INSTRUCTIONS FOR THE TASK: Which lines of the data below include the string "Monostori"? Return each of them.

::: DATA PROVIDED

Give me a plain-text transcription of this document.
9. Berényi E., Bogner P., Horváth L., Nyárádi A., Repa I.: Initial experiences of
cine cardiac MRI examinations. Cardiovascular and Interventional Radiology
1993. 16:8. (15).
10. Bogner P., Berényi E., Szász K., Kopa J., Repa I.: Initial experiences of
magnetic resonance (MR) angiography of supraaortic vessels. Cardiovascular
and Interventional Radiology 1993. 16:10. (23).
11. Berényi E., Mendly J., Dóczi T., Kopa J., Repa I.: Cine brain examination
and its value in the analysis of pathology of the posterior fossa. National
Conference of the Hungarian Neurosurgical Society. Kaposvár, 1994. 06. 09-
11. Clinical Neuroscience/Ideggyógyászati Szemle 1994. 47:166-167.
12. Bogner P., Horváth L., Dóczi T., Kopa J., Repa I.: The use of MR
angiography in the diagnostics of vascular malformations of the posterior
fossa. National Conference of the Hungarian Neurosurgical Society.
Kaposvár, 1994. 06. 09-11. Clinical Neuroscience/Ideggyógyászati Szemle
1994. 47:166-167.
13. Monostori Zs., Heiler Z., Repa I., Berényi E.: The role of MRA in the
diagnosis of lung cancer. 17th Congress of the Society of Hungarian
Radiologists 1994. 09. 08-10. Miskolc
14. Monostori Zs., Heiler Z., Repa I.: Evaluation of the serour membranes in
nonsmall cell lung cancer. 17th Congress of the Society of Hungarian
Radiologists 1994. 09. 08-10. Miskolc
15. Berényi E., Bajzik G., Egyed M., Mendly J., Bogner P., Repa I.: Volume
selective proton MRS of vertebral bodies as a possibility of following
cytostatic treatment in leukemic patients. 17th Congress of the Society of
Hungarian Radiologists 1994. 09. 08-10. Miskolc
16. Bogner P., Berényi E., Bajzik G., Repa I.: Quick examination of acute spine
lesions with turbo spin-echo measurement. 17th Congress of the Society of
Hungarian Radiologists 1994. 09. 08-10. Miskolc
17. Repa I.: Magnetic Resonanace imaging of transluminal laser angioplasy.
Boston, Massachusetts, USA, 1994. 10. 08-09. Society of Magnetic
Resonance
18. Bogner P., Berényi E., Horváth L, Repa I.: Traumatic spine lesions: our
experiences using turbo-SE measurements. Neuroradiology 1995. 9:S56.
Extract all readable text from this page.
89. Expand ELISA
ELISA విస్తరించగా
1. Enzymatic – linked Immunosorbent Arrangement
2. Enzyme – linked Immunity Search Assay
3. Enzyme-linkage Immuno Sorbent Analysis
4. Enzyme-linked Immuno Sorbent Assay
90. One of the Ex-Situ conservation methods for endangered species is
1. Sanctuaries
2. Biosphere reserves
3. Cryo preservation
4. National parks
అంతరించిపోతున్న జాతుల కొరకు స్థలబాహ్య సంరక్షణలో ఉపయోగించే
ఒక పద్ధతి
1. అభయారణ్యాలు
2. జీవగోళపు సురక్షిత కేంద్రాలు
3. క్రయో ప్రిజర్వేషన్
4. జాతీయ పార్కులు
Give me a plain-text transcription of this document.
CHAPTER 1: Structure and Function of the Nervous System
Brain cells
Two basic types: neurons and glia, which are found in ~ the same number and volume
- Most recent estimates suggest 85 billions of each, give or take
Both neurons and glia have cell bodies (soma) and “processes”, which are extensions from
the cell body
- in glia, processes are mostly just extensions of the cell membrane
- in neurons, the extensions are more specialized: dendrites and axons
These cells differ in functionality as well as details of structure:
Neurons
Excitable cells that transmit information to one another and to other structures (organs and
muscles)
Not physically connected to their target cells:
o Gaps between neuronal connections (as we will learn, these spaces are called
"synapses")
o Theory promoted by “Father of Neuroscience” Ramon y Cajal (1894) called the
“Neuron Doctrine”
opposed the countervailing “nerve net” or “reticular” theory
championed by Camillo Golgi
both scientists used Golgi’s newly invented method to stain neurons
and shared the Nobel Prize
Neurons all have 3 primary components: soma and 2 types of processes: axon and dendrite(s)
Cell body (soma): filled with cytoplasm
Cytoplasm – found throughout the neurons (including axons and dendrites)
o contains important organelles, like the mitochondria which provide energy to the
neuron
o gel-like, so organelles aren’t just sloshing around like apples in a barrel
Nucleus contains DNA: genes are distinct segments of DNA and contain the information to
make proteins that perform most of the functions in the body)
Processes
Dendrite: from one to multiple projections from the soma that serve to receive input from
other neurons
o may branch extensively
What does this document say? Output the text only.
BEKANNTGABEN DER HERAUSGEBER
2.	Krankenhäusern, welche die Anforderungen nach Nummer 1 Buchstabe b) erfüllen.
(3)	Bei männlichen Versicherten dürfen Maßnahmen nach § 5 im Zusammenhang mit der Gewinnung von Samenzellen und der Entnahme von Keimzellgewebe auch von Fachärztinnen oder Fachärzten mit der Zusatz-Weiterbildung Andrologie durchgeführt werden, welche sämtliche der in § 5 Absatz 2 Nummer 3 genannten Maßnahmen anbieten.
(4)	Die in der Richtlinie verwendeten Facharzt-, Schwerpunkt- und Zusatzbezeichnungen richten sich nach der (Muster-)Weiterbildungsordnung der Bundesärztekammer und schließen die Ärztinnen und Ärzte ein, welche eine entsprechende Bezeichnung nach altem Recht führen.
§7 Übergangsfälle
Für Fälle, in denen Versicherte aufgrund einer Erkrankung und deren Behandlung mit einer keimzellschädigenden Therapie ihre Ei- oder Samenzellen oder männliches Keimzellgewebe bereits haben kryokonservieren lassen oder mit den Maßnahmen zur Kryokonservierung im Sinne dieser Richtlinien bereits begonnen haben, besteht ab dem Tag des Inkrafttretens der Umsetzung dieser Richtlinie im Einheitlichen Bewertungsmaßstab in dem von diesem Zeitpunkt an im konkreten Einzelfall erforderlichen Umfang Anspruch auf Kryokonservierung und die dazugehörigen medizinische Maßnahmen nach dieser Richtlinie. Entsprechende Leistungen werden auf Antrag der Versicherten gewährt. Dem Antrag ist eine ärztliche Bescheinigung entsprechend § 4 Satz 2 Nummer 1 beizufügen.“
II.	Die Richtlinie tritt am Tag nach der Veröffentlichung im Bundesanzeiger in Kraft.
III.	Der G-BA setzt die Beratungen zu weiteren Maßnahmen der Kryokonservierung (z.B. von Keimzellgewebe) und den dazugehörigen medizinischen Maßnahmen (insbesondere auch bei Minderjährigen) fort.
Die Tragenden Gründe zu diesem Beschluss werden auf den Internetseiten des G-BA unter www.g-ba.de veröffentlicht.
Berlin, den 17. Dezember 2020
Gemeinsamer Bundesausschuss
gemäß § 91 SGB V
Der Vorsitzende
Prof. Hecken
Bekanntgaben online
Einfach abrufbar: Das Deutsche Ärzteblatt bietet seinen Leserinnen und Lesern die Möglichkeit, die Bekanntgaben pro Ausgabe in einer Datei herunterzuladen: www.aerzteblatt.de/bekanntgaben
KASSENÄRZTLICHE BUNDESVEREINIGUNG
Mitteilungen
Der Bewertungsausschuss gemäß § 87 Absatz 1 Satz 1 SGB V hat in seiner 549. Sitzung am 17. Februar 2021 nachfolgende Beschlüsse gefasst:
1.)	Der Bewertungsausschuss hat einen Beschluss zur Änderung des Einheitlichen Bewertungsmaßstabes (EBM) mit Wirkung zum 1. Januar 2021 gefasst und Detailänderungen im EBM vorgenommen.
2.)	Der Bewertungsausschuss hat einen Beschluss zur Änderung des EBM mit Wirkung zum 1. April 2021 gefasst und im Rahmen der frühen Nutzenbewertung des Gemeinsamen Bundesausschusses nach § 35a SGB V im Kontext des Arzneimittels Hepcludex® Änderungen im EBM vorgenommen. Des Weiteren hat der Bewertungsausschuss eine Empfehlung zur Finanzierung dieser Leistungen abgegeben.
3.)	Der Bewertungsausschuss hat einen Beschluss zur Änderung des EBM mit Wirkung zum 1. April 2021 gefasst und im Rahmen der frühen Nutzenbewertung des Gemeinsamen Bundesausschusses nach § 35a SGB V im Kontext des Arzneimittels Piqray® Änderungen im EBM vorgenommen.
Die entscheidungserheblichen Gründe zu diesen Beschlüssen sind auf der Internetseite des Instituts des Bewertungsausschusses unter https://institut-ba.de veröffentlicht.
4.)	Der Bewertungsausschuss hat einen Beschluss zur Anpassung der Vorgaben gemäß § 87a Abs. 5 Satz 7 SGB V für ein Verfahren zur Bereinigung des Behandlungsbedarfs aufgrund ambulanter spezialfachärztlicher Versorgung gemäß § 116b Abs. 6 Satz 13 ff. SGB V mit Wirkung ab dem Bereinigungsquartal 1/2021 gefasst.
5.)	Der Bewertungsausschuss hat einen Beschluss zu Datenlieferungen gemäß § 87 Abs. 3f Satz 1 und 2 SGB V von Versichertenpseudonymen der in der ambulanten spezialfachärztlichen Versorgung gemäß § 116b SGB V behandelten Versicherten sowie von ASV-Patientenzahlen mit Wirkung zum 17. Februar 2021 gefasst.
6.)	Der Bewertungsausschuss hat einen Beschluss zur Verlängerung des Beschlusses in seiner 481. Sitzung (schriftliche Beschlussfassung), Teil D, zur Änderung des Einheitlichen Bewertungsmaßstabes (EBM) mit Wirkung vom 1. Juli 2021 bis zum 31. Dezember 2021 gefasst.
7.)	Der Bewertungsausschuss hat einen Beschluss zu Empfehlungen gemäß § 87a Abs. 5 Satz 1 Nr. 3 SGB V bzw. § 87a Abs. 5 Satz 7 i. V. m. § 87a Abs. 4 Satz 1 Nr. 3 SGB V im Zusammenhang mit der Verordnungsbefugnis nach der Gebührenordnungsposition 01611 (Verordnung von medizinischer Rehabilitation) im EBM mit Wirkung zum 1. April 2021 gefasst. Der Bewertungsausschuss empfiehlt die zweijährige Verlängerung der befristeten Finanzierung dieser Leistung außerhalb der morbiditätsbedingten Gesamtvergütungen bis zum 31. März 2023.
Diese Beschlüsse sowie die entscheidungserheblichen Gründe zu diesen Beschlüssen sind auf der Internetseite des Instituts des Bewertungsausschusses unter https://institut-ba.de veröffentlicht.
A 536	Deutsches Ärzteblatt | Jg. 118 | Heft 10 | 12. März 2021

::::::

OUTPUT FOR THIS EXERCISE:
13. Monostori Zs., Heiler Z., Repa I., Berényi E.: The role of MRA in the
14. Monostori Zs., Heiler Z., Repa I.: Evaluation of the serour membranes in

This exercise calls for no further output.